(Stored data)
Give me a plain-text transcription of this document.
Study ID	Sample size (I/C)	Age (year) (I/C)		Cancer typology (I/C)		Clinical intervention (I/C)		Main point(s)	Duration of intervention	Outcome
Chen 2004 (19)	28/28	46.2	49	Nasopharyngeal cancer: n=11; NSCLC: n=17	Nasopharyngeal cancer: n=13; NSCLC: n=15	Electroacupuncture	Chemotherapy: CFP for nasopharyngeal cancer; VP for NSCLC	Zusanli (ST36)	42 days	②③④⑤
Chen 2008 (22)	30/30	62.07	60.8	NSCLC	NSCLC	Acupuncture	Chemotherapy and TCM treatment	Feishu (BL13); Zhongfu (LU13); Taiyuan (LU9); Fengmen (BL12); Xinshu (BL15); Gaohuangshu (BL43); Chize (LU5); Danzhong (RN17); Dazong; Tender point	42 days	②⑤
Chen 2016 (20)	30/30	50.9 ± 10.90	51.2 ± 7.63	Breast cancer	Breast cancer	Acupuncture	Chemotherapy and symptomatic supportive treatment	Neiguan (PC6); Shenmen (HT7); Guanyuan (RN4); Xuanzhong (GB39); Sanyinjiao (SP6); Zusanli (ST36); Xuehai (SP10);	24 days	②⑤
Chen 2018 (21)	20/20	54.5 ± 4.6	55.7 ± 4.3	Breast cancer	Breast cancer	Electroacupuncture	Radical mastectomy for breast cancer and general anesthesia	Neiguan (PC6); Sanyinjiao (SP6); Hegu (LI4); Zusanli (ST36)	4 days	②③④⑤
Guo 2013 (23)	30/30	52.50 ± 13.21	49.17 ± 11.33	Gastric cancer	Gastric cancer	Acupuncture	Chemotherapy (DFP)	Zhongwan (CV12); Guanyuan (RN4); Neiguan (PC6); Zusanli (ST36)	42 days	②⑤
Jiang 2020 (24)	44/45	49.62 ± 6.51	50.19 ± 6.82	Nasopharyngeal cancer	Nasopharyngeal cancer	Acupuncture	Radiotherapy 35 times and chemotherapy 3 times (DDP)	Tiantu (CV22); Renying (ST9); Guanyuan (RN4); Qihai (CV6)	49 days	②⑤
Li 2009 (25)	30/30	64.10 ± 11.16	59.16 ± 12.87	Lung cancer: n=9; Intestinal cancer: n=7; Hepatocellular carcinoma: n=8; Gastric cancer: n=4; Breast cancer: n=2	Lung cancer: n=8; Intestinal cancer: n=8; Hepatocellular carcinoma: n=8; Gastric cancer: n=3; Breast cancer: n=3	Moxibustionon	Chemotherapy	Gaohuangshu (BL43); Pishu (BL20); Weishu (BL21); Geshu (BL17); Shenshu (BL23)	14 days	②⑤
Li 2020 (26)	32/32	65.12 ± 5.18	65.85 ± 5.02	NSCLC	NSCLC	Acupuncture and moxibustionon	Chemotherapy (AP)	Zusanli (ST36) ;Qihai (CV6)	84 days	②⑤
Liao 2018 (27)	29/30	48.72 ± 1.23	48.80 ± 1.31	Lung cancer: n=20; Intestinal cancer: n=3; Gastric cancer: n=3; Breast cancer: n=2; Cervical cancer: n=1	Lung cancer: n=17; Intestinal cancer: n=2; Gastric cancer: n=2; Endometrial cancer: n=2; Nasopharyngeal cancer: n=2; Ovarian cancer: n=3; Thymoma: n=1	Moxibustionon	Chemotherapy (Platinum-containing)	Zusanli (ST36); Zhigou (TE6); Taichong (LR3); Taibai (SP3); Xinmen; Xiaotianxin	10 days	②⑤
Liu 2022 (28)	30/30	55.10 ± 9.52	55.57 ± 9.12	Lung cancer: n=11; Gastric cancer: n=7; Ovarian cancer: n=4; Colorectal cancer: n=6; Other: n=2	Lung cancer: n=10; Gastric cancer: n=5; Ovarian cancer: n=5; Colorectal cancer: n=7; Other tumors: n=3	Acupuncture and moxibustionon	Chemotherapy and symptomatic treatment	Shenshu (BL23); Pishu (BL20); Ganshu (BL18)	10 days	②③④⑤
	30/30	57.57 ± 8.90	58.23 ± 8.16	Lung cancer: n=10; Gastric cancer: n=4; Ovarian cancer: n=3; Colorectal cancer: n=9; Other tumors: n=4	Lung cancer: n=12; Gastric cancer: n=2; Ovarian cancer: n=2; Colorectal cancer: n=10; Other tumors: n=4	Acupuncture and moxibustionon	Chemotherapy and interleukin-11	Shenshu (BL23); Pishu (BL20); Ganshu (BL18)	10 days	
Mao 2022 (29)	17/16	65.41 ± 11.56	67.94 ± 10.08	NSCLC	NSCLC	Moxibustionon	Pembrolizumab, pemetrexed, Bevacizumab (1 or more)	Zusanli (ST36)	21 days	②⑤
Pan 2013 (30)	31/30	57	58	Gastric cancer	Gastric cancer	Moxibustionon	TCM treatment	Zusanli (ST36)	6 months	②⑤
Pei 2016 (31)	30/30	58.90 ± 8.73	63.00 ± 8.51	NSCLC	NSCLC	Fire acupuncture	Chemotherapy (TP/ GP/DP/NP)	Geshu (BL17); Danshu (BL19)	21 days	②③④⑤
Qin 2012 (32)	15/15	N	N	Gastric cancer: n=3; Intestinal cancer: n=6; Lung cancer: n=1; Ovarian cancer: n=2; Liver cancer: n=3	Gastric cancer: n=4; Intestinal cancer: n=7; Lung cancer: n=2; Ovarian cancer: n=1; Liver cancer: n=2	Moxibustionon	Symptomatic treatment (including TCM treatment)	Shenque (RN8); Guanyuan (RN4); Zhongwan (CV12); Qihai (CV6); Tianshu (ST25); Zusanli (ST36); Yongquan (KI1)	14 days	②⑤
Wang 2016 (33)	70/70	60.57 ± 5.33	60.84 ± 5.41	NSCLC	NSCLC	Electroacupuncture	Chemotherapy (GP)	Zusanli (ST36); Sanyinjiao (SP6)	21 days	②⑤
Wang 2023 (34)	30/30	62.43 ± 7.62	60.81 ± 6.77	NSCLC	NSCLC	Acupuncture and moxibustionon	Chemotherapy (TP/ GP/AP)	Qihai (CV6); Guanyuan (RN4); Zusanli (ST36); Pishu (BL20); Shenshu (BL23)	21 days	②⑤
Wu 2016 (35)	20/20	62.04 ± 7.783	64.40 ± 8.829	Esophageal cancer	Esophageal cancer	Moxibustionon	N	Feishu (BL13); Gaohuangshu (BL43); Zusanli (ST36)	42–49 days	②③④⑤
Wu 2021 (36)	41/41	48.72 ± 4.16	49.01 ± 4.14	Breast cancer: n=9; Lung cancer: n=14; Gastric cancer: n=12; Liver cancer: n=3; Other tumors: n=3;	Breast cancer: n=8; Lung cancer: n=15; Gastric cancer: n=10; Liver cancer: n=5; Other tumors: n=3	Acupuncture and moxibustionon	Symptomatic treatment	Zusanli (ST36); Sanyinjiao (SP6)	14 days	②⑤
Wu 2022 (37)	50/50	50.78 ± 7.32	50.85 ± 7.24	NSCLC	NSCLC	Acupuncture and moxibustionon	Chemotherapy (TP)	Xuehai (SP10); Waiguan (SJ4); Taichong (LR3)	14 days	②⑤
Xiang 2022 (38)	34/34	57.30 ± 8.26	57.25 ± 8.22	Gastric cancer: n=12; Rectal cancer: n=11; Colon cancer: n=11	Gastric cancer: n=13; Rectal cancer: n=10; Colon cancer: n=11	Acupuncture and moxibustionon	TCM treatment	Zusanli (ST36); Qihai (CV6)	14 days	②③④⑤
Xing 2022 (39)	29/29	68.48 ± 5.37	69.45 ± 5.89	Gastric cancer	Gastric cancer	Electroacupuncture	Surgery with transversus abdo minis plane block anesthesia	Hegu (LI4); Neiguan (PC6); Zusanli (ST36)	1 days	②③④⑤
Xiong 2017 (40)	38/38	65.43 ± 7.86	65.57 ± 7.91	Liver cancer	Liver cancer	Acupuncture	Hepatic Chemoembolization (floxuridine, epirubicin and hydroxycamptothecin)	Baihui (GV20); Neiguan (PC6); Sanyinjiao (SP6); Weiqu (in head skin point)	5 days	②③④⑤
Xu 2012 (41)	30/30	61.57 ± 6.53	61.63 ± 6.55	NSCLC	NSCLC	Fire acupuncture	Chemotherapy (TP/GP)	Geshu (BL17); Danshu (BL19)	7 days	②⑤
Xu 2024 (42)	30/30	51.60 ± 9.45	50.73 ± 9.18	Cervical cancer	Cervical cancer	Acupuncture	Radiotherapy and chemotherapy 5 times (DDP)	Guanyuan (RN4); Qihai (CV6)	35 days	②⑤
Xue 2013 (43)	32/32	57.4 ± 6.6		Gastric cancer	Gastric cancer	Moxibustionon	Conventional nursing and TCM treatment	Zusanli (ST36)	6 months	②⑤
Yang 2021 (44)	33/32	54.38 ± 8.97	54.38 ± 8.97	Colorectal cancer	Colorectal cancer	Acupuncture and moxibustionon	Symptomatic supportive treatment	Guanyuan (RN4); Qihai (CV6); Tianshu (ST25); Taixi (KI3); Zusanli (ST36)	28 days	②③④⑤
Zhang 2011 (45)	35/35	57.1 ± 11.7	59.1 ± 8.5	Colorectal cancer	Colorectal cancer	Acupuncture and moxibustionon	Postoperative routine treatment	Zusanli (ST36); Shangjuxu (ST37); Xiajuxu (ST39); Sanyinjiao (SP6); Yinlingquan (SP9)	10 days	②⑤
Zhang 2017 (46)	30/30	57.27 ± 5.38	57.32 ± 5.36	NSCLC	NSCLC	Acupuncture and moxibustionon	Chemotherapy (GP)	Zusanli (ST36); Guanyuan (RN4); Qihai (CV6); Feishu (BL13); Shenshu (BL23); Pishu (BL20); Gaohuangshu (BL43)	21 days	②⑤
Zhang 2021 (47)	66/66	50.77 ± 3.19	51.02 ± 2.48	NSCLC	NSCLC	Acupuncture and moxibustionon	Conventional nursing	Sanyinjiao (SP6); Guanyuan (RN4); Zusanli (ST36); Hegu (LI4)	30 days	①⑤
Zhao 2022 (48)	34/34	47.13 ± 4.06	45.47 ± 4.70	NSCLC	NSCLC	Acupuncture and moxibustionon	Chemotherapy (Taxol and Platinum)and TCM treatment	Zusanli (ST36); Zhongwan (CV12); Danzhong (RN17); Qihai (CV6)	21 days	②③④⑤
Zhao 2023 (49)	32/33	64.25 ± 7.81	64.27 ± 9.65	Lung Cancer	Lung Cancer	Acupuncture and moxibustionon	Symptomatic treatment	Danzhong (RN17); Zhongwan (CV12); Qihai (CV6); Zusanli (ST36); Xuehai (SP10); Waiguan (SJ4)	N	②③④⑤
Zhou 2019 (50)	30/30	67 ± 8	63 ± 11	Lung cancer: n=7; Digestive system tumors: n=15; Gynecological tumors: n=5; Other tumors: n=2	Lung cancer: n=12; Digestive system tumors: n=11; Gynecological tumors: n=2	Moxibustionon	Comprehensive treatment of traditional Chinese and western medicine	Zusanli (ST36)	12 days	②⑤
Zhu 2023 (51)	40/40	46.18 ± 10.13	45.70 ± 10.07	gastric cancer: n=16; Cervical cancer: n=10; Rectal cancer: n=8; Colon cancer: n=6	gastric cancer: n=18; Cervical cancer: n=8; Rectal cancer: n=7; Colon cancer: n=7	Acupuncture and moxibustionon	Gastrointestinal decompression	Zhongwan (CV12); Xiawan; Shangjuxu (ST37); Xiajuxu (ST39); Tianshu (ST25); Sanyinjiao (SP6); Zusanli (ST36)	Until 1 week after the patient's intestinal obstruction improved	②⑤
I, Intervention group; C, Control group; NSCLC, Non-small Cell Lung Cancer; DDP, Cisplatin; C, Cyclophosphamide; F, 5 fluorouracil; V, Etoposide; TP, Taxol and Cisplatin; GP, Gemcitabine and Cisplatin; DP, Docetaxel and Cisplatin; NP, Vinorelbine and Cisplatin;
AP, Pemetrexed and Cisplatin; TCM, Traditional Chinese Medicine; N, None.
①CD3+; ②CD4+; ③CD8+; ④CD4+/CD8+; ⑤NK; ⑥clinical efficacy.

--

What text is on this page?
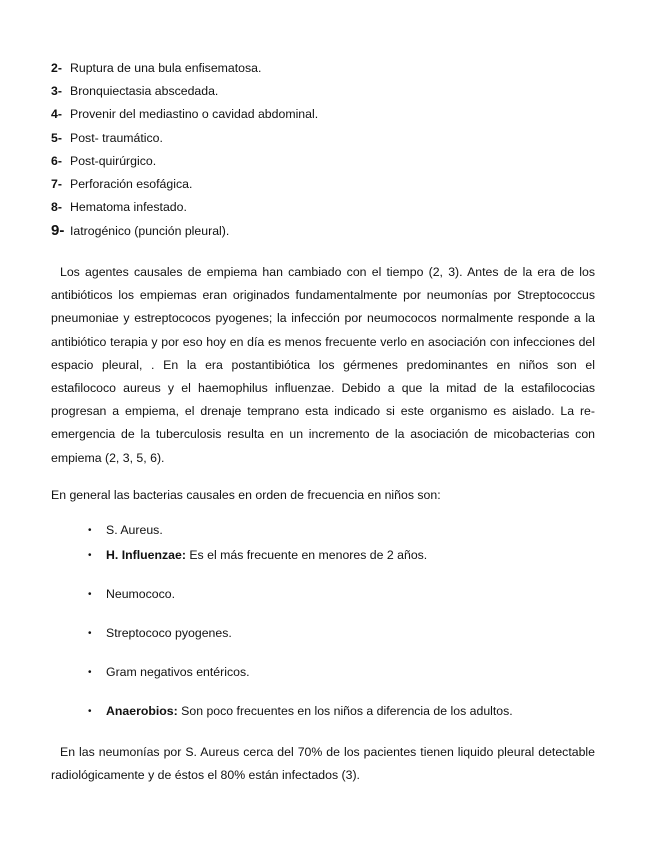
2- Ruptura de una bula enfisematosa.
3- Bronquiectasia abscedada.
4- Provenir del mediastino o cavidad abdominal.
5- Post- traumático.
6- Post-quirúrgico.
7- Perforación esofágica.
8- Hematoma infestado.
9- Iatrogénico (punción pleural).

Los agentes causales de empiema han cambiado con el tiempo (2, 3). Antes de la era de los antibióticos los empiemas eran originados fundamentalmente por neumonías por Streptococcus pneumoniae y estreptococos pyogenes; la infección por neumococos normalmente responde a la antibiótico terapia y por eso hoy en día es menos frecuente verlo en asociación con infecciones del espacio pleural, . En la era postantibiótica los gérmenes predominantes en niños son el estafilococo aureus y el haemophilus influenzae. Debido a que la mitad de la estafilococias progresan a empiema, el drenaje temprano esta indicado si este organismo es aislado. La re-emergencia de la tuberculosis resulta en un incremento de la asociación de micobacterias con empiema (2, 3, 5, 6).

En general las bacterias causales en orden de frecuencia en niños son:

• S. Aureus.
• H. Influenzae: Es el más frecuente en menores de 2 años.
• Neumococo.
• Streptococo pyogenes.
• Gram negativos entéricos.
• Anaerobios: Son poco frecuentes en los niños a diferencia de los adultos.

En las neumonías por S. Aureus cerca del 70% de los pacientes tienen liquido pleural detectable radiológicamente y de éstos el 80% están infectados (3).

*Work to complete*
Copy each line above that contains the string "Colorectal".

*The completed task*
Liu 2022 (28)	30/30	55.10 ± 9.52	55.57 ± 9.12	Lung cancer: n=11; Gastric cancer: n=7; Ovarian cancer: n=4; Colorectal cancer: n=6; Other: n=2	Lung cancer: n=10; Gastric cancer: n=5; Ovarian cancer: n=5; Colorectal cancer: n=7; Other tumors: n=3	Acupuncture and moxibustionon	Chemotherapy and symptomatic treatment	Shenshu (BL23); Pishu (BL20); Ganshu (BL18)	10 days	②③④⑤
	30/30	57.57 ± 8.90	58.23 ± 8.16	Lung cancer: n=10; Gastric cancer: n=4; Ovarian cancer: n=3; Colorectal cancer: n=9; Other tumors: n=4	Lung cancer: n=12; Gastric cancer: n=2; Ovarian cancer: n=2; Colorectal cancer: n=10; Other tumors: n=4	Acupuncture and moxibustionon	Chemotherapy and interleukin-11	Shenshu (BL23); Pishu (BL20); Ganshu (BL18)	10 days	
Yang 2021 (44)	33/32	54.38 ± 8.97	54.38 ± 8.97	Colorectal cancer	Colorectal cancer	Acupuncture and moxibustionon	Symptomatic supportive treatment	Guanyuan (RN4); Qihai (CV6); Tianshu (ST25); Taixi (KI3); Zusanli (ST36)	28 days	②③④⑤
Zhang 2011 (45)	35/35	57.1 ± 11.7	59.1 ± 8.5	Colorectal cancer	Colorectal cancer	Acupuncture and moxibustionon	Postoperative routine treatment	Zusanli (ST36); Shangjuxu (ST37); Xiajuxu (ST39); Sanyinjiao (SP6); Yinlingquan (SP9)	10 days	②⑤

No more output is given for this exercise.